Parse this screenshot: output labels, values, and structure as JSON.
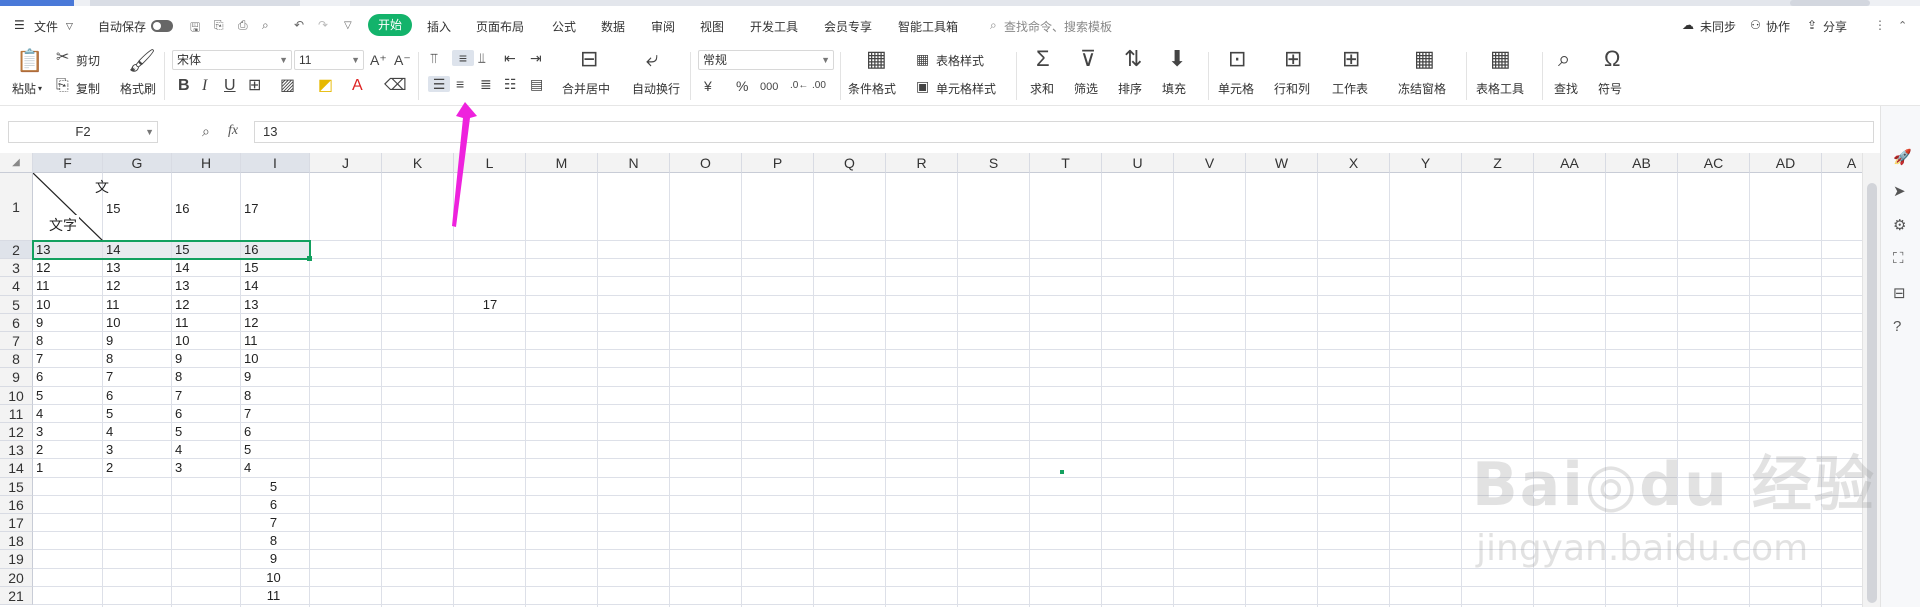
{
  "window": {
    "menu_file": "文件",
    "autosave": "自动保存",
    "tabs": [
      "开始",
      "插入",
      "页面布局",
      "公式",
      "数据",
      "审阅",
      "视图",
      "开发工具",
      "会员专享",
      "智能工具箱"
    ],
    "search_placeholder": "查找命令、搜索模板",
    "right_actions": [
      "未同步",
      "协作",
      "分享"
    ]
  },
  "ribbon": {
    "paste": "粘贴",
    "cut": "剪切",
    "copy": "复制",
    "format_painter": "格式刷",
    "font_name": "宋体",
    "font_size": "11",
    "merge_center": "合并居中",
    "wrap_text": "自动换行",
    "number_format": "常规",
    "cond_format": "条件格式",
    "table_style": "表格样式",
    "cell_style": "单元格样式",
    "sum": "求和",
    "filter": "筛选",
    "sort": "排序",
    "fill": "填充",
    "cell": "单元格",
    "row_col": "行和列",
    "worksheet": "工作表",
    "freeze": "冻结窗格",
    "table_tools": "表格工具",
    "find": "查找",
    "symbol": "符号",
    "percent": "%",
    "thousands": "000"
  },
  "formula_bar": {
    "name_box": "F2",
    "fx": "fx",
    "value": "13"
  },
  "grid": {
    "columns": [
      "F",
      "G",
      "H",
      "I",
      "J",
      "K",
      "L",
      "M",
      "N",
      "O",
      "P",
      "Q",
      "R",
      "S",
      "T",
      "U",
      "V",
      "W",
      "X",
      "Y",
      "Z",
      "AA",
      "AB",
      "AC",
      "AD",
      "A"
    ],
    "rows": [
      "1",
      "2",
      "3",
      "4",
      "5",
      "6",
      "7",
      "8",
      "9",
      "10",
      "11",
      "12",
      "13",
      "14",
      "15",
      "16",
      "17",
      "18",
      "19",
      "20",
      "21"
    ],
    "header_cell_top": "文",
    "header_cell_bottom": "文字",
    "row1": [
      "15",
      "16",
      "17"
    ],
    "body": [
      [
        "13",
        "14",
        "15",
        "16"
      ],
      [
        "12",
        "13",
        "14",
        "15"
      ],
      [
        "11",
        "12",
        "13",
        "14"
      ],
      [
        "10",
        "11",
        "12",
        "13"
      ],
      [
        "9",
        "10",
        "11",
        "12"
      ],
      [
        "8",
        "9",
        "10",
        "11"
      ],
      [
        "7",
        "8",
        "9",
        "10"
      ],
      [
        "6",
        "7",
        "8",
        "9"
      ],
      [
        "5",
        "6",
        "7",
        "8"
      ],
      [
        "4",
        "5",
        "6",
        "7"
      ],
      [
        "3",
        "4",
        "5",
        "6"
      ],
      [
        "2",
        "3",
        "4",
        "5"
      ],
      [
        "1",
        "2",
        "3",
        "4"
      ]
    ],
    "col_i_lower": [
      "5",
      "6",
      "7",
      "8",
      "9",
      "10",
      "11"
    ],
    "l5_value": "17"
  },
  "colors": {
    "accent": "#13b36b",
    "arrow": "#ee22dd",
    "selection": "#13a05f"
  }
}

=-=-=-=-=

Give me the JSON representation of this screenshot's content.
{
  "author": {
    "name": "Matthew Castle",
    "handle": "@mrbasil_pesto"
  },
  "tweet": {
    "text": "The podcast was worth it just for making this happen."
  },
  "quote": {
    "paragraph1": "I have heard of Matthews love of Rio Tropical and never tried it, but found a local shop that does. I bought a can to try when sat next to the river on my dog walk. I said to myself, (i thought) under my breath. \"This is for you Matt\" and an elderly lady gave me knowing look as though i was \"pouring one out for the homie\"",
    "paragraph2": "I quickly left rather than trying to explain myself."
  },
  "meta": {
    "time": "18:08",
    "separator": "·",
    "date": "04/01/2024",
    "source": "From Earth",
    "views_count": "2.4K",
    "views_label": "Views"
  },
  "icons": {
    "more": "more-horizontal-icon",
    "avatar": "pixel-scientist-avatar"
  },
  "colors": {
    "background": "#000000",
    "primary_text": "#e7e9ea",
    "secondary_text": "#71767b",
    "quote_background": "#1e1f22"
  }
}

=-=-=-=-=

Exercise:
List the lines of the records where "JSON" occurs.

Solution to the problem:
Parse this screenshot: output labels, values, and structure as JSON.
Give me the JSON representation of this screenshot's content.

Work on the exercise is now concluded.